Chart and figure data
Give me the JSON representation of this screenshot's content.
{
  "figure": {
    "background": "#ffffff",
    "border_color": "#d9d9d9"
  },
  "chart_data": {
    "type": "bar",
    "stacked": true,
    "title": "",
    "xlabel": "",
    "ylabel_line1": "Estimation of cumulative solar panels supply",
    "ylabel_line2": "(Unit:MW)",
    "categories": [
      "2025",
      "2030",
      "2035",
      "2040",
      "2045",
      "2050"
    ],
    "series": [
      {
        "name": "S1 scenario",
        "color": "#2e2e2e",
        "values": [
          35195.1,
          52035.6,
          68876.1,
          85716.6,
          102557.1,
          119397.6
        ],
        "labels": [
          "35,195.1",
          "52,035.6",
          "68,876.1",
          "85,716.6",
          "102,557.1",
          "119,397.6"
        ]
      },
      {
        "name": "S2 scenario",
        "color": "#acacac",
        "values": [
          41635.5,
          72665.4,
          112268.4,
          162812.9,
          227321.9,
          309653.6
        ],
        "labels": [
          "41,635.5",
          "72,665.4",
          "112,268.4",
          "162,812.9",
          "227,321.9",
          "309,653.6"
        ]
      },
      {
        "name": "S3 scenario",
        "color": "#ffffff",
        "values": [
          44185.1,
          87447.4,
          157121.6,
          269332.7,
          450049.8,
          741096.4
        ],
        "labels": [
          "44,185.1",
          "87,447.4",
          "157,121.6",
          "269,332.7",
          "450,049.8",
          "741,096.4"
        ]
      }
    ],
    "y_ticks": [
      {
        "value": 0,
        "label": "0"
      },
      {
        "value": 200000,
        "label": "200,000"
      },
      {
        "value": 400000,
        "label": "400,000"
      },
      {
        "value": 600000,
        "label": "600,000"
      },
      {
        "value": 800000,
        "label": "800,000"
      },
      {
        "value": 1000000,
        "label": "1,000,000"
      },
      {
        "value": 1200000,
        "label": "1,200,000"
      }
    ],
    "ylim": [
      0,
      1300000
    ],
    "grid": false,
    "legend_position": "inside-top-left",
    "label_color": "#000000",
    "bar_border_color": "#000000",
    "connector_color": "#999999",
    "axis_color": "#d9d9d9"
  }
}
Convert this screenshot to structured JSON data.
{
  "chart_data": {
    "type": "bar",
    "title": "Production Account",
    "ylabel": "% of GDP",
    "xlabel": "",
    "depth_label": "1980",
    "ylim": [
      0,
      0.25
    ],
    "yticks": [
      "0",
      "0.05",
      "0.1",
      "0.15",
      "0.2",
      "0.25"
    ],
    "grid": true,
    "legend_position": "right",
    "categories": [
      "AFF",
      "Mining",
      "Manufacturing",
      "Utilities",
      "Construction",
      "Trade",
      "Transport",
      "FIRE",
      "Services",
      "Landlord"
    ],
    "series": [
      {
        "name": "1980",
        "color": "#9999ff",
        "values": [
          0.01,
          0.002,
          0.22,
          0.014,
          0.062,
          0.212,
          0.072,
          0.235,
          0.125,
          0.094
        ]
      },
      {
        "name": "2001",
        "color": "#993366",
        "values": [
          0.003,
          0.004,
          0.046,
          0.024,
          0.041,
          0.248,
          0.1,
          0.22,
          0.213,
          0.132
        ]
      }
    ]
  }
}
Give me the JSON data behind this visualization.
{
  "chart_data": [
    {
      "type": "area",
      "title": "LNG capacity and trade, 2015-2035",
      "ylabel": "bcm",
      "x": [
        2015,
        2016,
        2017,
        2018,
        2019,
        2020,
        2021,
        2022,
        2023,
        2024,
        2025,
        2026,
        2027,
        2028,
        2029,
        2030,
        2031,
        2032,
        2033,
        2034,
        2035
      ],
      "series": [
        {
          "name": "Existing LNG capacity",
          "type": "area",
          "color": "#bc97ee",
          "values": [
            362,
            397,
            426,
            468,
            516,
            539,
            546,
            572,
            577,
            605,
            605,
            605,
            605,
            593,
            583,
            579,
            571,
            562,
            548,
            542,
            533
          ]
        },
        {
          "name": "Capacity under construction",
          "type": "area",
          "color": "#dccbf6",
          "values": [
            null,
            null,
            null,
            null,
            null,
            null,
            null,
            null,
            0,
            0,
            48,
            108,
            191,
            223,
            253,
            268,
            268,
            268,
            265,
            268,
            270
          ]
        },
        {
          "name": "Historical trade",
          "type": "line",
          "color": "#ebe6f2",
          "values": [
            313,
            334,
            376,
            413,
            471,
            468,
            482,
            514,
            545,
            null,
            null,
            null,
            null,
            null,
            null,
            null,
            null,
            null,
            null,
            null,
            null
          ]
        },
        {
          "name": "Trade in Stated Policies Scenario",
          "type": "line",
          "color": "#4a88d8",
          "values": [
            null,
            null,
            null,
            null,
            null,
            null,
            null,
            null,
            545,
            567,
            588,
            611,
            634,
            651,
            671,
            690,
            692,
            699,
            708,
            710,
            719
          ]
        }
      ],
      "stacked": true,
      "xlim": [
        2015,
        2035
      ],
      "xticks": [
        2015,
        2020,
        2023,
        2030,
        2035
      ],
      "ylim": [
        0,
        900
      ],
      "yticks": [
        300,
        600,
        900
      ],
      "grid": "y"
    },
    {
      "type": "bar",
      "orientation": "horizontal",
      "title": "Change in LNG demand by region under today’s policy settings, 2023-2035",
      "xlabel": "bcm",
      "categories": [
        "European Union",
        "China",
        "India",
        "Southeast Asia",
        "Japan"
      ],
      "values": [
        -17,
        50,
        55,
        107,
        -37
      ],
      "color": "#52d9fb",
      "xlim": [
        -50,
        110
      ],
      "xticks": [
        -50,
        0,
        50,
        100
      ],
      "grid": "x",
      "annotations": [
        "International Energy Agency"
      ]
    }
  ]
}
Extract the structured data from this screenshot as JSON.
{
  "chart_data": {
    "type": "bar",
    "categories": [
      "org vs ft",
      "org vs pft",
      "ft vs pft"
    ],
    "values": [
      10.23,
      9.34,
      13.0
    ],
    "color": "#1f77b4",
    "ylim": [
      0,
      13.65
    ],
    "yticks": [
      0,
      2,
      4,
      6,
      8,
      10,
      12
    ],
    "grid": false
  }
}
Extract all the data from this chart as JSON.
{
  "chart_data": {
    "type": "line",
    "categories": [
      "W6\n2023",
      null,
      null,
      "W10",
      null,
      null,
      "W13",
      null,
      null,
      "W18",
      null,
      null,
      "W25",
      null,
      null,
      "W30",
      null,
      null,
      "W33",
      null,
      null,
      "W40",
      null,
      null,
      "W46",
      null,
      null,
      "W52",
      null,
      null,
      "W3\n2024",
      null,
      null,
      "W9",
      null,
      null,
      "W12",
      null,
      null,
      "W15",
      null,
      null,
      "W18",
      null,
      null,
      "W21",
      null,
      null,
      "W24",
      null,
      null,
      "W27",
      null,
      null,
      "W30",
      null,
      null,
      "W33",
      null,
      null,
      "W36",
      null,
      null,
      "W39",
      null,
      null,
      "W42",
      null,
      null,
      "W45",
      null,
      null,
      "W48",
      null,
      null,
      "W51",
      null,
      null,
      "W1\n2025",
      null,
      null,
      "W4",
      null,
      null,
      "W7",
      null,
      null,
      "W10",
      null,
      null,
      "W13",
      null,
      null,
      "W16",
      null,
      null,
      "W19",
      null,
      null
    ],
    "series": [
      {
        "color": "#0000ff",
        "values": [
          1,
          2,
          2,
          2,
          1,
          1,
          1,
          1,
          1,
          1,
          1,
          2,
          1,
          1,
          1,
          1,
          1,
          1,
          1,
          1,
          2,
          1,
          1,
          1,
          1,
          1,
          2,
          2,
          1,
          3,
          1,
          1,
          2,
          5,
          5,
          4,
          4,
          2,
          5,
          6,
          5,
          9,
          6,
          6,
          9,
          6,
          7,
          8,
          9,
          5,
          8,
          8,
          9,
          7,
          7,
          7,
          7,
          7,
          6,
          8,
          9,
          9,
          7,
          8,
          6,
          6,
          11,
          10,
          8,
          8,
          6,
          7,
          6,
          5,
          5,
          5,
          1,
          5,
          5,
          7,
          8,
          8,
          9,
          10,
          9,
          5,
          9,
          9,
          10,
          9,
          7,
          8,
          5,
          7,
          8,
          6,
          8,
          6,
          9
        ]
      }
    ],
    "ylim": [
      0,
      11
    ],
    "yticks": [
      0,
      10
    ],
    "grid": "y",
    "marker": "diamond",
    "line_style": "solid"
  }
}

Exercise aim
Check every line for "structured" and show the ones that have it.

Answer to this task
Convert this screenshot to structured JSON data.
Extract the structured data from this screenshot as JSON.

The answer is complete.